What the exercise asks - Give every line of the material again, exactly as written.

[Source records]
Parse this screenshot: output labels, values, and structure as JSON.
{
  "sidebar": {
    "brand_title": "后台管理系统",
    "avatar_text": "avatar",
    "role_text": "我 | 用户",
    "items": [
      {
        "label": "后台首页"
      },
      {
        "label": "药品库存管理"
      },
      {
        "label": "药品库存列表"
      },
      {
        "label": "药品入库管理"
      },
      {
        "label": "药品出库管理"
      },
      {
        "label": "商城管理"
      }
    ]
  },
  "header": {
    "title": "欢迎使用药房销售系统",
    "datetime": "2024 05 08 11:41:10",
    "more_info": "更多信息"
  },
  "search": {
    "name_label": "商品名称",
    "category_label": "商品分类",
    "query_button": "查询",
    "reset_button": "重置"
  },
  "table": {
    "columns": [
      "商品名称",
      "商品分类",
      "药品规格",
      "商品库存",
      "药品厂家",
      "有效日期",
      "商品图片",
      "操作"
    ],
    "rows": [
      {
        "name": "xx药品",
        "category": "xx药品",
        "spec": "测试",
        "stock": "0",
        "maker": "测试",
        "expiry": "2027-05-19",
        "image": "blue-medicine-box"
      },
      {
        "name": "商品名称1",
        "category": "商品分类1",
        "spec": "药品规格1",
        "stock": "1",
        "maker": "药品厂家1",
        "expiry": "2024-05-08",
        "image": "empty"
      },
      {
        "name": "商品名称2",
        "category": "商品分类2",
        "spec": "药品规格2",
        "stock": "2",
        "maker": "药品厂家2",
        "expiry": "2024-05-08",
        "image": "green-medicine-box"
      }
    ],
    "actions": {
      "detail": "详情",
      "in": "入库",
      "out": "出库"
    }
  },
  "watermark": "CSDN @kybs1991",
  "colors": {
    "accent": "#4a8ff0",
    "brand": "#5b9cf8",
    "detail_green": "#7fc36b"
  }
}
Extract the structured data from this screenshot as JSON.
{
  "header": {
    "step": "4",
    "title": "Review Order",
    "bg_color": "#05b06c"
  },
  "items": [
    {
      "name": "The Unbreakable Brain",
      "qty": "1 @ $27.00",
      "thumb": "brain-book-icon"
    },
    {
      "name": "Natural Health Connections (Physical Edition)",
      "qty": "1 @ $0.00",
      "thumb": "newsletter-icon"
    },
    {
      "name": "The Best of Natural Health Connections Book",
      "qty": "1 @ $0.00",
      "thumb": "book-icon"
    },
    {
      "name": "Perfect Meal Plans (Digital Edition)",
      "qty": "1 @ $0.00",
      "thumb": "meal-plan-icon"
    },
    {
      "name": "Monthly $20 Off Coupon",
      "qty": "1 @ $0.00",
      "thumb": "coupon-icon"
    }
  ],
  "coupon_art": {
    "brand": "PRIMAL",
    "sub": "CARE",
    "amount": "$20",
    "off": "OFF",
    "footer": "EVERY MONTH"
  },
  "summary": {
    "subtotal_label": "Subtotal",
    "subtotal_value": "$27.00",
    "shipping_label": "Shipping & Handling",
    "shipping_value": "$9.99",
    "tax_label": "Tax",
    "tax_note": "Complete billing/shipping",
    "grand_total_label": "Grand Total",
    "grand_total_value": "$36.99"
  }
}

Finished task -
Parse this screenshot: output labels, values, and structure as JSON.
{
  "sidebar": {
    "brand_title": "后台管理系统",
    "avatar_text": "avatar",
    "role_text": "我 | 用户",
    "items": [
      {
        "label": "后台首页"
      },
      {
        "label": "药品库存管理"
      },
      {
        "label": "药品库存列表"
      },
      {
        "label": "药品入库管理"
      },
      {
        "label": "药品出库管理"
      },
      {
        "label": "商城管理"
      }
    ]
  },
  "header": {
    "title": "欢迎使用药房销售系统",
    "datetime": "2024 05 08 11:41:10",
    "more_info": "更多信息"
  },
  "search": {
    "name_label": "商品名称",
    "category_label": "商品分类",
    "query_button": "查询",
    "reset_button": "重置"
  },
  "table": {
    "columns": [
      "商品名称",
      "商品分类",
      "药品规格",
      "商品库存",
      "药品厂家",
      "有效日期",
      "商品图片",
      "操作"
    ],
    "rows": [
      {
        "name": "xx药品",
        "category": "xx药品",
        "spec": "测试",
        "stock": "0",
        "maker": "测试",
        "expiry": "2027-05-19",
        "image": "blue-medicine-box"
      },
      {
        "name": "商品名称1",
        "category": "商品分类1",
        "spec": "药品规格1",
        "stock": "1",
        "maker": "药品厂家1",
        "expiry": "2024-05-08",
        "image": "empty"
      },
      {
        "name": "商品名称2",
        "category": "商品分类2",
        "spec": "药品规格2",
        "stock": "2",
        "maker": "药品厂家2",
        "expiry": "2024-05-08",
        "image": "green-medicine-box"
      }
    ],
    "actions": {
      "detail": "详情",
      "in": "入库",
      "out": "出库"
    }
  },
  "watermark": "CSDN @kybs1991",
  "colors": {
    "accent": "#4a8ff0",
    "brand": "#5b9cf8",
    "detail_green": "#7fc36b"
  }
}
Extract the structured data from this screenshot as JSON.
{
  "header": {
    "step": "4",
    "title": "Review Order",
    "bg_color": "#05b06c"
  },
  "items": [
    {
      "name": "The Unbreakable Brain",
      "qty": "1 @ $27.00",
      "thumb": "brain-book-icon"
    },
    {
      "name": "Natural Health Connections (Physical Edition)",
      "qty": "1 @ $0.00",
      "thumb": "newsletter-icon"
    },
    {
      "name": "The Best of Natural Health Connections Book",
      "qty": "1 @ $0.00",
      "thumb": "book-icon"
    },
    {
      "name": "Perfect Meal Plans (Digital Edition)",
      "qty": "1 @ $0.00",
      "thumb": "meal-plan-icon"
    },
    {
      "name": "Monthly $20 Off Coupon",
      "qty": "1 @ $0.00",
      "thumb": "coupon-icon"
    }
  ],
  "coupon_art": {
    "brand": "PRIMAL",
    "sub": "CARE",
    "amount": "$20",
    "off": "OFF",
    "footer": "EVERY MONTH"
  },
  "summary": {
    "subtotal_label": "Subtotal",
    "subtotal_value": "$27.00",
    "shipping_label": "Shipping & Handling",
    "shipping_value": "$9.99",
    "tax_label": "Tax",
    "tax_note": "Complete billing/shipping",
    "grand_total_label": "Grand Total",
    "grand_total_value": "$36.99"
  }
}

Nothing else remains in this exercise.